= Directive =
Locate and copy each line in the data that contains the word "correlation".

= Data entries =

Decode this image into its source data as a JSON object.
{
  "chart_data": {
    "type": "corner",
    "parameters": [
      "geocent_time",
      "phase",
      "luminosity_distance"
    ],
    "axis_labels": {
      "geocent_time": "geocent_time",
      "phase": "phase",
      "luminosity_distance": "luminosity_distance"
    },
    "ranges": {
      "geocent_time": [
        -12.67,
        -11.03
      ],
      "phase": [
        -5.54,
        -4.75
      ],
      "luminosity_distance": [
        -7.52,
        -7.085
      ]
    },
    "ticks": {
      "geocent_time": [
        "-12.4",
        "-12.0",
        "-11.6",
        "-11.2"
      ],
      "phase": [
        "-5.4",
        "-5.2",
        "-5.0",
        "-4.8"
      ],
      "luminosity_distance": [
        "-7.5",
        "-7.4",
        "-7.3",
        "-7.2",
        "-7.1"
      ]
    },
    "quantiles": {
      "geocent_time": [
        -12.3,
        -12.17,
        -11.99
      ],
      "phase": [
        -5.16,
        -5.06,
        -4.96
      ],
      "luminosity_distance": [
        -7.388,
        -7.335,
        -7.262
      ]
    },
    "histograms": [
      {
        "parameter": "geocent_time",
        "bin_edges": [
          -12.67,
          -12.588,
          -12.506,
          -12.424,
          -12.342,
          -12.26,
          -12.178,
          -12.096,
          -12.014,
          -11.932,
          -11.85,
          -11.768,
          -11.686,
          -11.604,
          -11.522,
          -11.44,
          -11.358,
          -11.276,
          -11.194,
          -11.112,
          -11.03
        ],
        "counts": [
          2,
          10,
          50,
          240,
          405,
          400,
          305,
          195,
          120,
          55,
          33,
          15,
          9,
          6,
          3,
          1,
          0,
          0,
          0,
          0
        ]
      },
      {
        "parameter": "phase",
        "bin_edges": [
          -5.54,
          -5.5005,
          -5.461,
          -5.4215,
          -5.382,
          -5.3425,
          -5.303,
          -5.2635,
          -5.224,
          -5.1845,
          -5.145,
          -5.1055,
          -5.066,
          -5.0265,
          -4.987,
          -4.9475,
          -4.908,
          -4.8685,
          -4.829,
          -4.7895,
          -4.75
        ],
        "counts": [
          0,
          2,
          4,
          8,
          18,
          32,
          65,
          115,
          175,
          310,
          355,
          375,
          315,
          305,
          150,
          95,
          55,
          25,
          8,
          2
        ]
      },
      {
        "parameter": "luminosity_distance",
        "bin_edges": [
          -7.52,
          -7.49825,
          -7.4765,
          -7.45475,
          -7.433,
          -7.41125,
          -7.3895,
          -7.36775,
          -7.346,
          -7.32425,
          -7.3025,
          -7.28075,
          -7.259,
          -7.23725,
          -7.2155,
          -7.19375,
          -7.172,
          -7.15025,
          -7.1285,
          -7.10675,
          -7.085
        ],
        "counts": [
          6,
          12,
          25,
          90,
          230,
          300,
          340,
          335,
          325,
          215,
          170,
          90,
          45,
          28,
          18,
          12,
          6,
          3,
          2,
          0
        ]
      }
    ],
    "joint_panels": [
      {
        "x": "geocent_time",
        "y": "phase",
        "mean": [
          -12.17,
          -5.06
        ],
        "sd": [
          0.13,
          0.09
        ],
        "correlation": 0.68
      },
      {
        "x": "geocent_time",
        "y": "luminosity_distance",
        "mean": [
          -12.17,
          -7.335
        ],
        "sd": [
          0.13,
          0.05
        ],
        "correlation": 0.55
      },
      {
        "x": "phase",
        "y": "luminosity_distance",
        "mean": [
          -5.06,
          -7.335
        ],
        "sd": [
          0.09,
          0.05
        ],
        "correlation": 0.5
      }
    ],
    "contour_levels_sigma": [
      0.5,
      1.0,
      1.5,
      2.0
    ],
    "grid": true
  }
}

= The solution =
        "correlation": 0.68
        "correlation": 0.55
        "correlation": 0.5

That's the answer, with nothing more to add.